Goal of the exercise: Can you turn the lines in the records, starting with the line that contains "lat-tick-mark — [59, 251, 65, 253]" and going on through the line that contains "lon-tick-label: 122°E — [467, 683, 516, 704]", both included, into a JSON list of strings with one string per line and any blank lines left out?

Available data:
-*-*-
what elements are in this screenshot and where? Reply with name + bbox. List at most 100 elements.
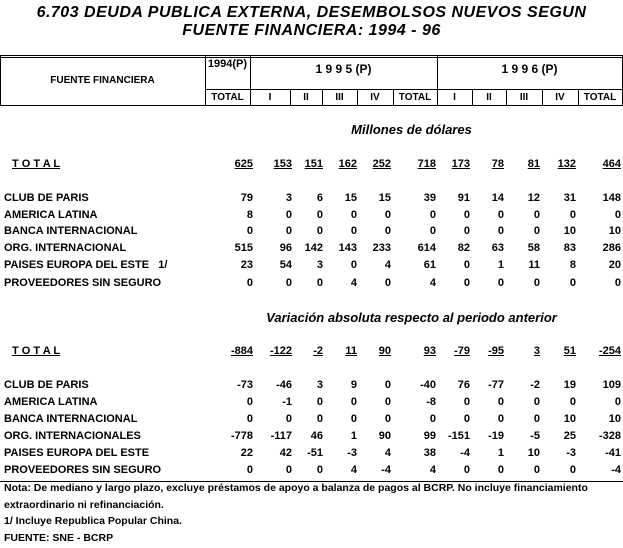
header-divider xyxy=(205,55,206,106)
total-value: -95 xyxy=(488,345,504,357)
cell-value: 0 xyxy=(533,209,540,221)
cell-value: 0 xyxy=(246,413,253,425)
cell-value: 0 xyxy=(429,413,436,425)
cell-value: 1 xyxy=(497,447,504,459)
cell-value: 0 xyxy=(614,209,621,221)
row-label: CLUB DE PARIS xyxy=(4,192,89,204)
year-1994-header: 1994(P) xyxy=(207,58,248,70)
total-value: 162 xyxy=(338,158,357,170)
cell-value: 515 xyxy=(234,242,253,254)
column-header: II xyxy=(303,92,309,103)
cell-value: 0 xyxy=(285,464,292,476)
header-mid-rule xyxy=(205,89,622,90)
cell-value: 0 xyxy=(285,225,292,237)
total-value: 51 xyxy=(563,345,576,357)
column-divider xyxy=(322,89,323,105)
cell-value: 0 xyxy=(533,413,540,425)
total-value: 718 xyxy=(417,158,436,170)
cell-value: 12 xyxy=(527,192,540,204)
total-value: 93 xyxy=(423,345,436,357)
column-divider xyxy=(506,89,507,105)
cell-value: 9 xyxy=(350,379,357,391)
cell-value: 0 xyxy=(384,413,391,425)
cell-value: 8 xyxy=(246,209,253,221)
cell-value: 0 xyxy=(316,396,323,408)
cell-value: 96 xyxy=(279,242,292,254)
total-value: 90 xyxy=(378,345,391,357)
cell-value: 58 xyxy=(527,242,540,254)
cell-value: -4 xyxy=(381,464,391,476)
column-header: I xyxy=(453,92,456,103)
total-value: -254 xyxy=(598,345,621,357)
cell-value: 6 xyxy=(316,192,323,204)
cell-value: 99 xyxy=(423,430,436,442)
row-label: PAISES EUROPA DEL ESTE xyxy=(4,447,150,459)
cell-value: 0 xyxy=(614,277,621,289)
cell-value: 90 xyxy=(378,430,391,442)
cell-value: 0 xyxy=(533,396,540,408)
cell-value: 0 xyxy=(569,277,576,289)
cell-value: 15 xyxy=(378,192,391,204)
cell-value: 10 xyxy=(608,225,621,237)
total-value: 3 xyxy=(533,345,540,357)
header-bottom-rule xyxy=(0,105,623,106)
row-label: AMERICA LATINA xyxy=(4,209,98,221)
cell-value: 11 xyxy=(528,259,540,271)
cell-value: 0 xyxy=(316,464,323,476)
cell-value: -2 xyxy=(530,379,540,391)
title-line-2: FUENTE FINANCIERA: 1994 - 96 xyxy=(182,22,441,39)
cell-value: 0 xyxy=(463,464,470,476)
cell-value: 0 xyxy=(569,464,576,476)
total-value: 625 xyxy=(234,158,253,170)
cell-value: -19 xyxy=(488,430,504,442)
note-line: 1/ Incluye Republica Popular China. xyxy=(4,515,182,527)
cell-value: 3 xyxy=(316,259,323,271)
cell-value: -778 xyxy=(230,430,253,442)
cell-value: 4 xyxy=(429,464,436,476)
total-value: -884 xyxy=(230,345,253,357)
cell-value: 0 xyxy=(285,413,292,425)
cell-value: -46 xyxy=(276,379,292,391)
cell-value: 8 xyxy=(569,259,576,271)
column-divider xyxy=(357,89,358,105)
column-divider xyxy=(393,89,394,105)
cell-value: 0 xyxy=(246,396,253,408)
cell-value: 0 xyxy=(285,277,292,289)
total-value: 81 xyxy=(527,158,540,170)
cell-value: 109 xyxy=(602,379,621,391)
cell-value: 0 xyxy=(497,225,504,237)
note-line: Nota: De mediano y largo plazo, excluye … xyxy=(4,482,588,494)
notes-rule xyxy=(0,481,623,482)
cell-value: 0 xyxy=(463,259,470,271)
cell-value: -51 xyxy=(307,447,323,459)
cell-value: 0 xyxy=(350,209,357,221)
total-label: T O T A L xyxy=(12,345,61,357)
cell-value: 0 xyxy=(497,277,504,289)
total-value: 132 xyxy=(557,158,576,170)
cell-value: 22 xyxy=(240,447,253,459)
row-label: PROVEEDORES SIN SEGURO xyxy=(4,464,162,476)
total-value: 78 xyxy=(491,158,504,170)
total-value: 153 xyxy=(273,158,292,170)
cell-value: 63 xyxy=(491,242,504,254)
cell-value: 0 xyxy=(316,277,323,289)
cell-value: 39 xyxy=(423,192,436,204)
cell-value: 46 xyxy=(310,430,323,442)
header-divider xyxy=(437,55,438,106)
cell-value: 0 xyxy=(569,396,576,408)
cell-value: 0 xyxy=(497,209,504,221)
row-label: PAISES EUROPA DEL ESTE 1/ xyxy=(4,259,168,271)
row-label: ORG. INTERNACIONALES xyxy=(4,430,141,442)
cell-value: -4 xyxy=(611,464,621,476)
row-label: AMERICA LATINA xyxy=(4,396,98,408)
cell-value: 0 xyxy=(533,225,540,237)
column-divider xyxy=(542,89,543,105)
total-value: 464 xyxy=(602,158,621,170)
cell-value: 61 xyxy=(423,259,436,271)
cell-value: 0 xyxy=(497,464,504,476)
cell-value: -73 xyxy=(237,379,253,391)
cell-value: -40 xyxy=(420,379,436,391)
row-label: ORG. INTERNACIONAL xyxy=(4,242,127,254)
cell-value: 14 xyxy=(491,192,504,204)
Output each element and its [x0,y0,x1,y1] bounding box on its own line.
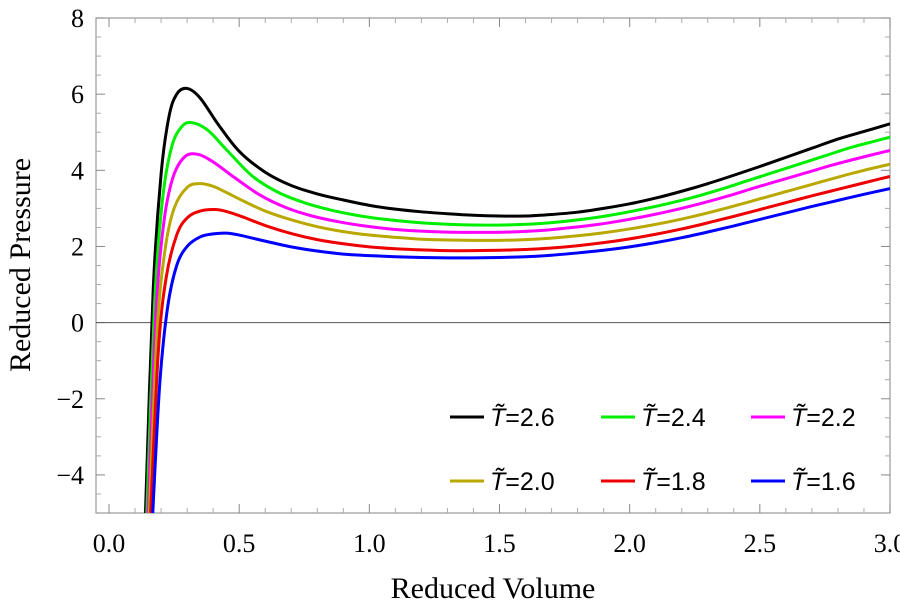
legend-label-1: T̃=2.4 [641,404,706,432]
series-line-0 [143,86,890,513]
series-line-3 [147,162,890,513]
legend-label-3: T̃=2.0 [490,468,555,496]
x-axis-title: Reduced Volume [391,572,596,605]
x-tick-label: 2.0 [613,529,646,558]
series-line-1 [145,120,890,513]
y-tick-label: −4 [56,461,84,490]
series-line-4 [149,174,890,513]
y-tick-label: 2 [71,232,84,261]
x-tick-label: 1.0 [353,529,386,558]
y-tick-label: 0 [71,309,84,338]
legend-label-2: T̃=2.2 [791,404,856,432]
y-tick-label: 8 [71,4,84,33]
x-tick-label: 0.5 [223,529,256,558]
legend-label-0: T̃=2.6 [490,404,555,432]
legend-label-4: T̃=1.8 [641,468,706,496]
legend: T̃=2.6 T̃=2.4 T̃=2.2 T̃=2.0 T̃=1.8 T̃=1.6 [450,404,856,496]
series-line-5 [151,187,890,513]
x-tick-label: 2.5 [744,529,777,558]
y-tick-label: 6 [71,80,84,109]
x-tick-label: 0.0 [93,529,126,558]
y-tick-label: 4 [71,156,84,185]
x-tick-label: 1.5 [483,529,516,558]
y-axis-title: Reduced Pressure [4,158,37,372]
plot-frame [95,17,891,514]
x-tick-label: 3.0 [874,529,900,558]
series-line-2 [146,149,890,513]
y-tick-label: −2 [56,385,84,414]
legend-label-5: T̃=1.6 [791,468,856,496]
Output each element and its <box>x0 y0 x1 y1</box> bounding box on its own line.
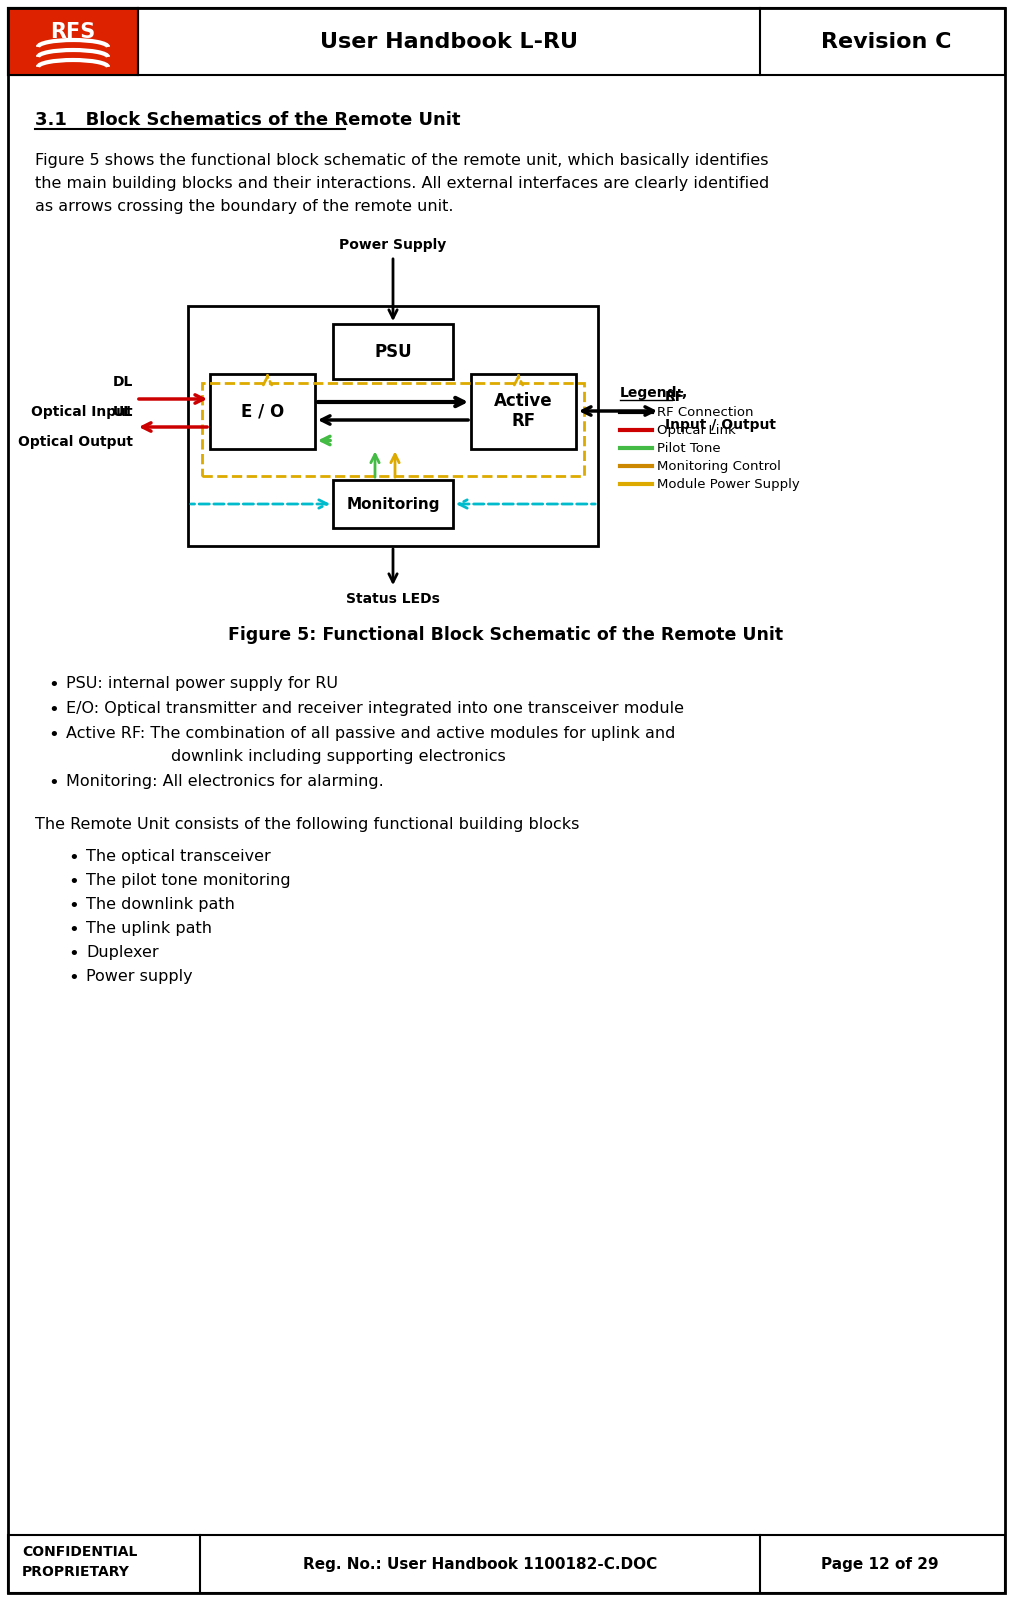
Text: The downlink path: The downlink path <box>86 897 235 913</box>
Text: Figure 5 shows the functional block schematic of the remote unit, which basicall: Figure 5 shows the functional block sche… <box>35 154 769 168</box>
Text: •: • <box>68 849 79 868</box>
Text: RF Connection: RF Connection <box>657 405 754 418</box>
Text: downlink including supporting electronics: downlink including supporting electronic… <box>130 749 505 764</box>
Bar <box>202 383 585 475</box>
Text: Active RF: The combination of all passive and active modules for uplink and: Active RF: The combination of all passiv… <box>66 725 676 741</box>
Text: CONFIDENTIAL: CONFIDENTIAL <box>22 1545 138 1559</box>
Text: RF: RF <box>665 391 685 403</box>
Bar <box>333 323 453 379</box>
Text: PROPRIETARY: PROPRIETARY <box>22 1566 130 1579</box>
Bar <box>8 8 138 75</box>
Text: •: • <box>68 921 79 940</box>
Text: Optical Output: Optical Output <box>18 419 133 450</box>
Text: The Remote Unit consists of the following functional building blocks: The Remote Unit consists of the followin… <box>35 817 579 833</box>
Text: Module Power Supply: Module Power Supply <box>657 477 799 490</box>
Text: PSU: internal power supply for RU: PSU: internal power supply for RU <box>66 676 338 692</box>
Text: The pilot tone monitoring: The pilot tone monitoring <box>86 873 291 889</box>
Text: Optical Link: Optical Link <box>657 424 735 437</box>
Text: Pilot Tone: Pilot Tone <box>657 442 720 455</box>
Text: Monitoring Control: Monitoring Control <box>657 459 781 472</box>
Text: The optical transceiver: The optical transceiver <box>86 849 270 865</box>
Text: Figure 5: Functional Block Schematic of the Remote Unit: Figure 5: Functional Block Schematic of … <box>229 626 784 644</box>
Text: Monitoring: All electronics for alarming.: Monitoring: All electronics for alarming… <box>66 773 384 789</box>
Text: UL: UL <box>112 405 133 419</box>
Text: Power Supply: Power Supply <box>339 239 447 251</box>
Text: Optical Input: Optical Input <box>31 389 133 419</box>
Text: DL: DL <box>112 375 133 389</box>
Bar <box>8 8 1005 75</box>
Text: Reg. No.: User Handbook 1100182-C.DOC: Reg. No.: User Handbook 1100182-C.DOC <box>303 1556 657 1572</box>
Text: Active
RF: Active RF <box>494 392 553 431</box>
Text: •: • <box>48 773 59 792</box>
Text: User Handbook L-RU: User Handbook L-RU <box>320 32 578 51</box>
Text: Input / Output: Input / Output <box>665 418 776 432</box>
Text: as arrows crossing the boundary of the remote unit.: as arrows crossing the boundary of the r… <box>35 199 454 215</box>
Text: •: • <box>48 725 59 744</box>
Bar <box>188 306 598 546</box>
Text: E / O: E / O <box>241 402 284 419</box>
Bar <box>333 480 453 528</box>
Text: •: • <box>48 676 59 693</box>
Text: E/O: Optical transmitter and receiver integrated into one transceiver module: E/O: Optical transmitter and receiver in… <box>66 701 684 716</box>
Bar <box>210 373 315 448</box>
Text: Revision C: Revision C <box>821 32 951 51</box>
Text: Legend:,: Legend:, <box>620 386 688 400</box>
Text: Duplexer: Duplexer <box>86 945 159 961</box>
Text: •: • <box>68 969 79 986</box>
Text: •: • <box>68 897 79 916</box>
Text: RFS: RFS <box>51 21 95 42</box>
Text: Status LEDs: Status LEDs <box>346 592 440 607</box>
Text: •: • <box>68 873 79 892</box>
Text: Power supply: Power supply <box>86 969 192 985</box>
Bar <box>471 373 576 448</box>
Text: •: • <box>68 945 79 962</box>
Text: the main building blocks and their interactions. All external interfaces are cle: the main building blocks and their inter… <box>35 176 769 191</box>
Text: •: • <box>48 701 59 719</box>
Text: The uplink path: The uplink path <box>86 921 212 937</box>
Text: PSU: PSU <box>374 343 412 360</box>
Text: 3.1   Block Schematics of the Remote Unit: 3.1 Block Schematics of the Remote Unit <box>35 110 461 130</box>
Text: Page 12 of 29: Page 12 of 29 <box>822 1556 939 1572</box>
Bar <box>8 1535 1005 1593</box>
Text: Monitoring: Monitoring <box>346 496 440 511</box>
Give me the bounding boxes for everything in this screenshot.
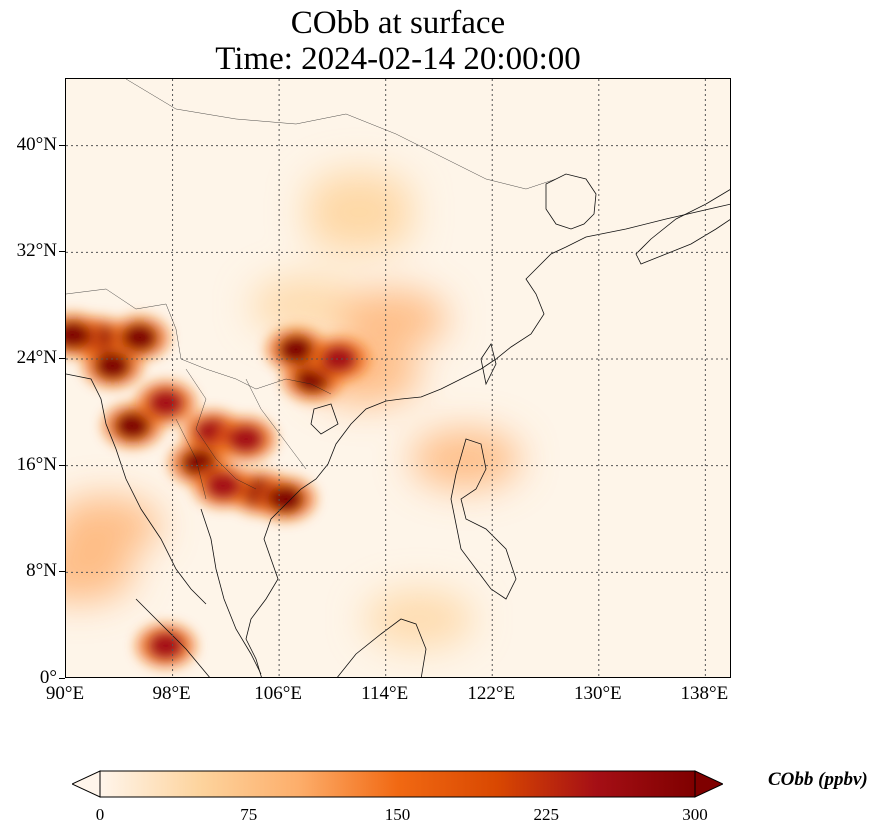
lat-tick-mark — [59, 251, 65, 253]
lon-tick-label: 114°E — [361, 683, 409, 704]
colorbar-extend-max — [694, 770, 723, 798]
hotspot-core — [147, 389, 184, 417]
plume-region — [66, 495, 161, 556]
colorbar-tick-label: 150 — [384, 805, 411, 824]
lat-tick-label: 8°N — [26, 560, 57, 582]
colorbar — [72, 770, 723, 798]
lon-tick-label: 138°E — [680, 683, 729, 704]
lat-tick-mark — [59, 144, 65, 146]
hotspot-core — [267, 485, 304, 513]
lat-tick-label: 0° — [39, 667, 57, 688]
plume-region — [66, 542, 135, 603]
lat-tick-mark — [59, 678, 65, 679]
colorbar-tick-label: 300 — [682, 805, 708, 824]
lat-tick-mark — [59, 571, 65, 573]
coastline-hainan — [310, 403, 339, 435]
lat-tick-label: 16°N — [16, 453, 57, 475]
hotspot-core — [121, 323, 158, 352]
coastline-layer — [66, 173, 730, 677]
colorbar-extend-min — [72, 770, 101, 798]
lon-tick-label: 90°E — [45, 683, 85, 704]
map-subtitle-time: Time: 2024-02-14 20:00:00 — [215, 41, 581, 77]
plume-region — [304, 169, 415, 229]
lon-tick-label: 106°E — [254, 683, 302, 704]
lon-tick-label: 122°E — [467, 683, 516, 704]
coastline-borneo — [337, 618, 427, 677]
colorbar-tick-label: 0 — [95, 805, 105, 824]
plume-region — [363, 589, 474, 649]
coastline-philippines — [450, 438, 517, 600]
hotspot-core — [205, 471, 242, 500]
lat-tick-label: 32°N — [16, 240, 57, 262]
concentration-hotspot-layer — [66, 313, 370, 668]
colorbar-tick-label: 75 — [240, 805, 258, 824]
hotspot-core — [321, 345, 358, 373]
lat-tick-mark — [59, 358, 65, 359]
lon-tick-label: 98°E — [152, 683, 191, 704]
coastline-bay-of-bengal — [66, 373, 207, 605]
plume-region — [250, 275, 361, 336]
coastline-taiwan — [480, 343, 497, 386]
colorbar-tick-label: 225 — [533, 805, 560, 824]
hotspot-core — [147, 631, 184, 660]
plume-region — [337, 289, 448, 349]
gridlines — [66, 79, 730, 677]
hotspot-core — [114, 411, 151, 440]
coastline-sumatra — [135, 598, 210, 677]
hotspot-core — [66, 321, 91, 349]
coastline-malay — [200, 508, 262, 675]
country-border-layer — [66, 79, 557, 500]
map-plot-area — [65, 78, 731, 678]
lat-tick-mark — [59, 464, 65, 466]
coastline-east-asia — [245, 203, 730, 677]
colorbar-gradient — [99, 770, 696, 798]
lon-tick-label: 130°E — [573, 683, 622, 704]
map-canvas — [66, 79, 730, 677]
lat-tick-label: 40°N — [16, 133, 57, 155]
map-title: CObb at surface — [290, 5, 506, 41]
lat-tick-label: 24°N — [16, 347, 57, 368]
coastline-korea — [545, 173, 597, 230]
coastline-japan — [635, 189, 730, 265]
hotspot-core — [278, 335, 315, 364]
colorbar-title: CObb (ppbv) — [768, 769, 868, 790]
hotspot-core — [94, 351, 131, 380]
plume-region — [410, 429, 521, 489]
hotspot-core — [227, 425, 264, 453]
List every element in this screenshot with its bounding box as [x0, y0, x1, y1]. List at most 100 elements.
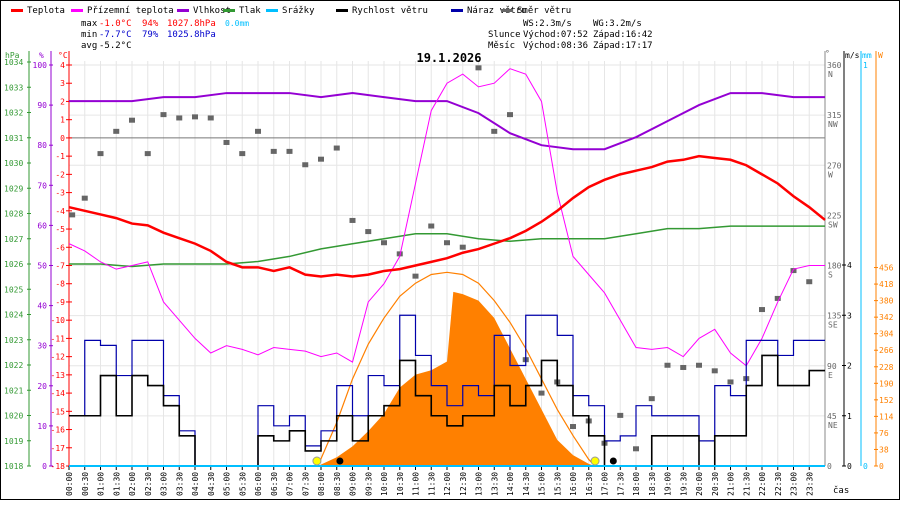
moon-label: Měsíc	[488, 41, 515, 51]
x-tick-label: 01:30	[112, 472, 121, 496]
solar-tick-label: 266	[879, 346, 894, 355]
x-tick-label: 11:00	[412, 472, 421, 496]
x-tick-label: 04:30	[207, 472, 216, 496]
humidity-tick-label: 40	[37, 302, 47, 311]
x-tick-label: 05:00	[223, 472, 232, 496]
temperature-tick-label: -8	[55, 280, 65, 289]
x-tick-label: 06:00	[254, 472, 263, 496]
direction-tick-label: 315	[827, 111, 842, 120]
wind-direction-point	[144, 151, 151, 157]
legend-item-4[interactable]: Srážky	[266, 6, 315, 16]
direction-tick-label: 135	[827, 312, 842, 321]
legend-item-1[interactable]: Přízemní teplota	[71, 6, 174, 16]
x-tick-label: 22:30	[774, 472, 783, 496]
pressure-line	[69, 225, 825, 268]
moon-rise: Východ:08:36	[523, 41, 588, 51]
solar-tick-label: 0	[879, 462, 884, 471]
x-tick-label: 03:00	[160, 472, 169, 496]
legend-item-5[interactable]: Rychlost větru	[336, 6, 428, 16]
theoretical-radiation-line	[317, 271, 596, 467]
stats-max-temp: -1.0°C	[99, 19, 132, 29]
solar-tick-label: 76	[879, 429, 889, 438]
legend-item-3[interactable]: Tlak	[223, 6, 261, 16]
-*-*-
Completed task:
[
  "lat-tick-mark — [59, 251, 65, 253]",
  "lon-tick-label: 114°E — [361, 683, 409, 704]",
  "colorbar-extend-max — [694, 770, 723, 798]",
  "hotspot-core — [147, 389, 184, 417]",
  "plume-region — [66, 495, 161, 556]",
  "colorbar-tick-label: 150 — [384, 805, 411, 824]",
  "lat-tick-label: 8°N — [26, 560, 57, 582]",
  "colorbar — [72, 770, 723, 798]",
  "lon-tick-label: 138°E — [680, 683, 729, 704]",
  "lat-tick-mark — [59, 144, 65, 146]",
  "hotspot-core — [267, 485, 304, 513]",
  "lat-tick-label: 0° — [39, 667, 57, 688]",
  "plume-region — [66, 542, 135, 603]",
  "lat-tick-mark — [59, 678, 65, 679]",
  "colorbar-tick-label: 300 — [682, 805, 708, 824]",
  "lat-tick-mark — [59, 571, 65, 573]",
  "coastline-hainan — [310, 403, 339, 435]",
  "lat-tick-label: 16°N — [16, 453, 57, 475]",
  "hotspot-core — [121, 323, 158, 352]",
  "coastline-layer — [66, 173, 730, 677]",
  "colorbar-extend-min — [72, 770, 101, 798]",
  "lon-tick-label: 90°E — [45, 683, 85, 704]",
  "map-subtitle-time: Time: 2024-02-14 20:00:00 — [215, 41, 581, 77]",
  "plume-region — [304, 169, 415, 229]",
  "lon-tick-label: 106°E — [254, 683, 302, 704]",
  "lon-tick-label: 122°E — [467, 683, 516, 704]"
]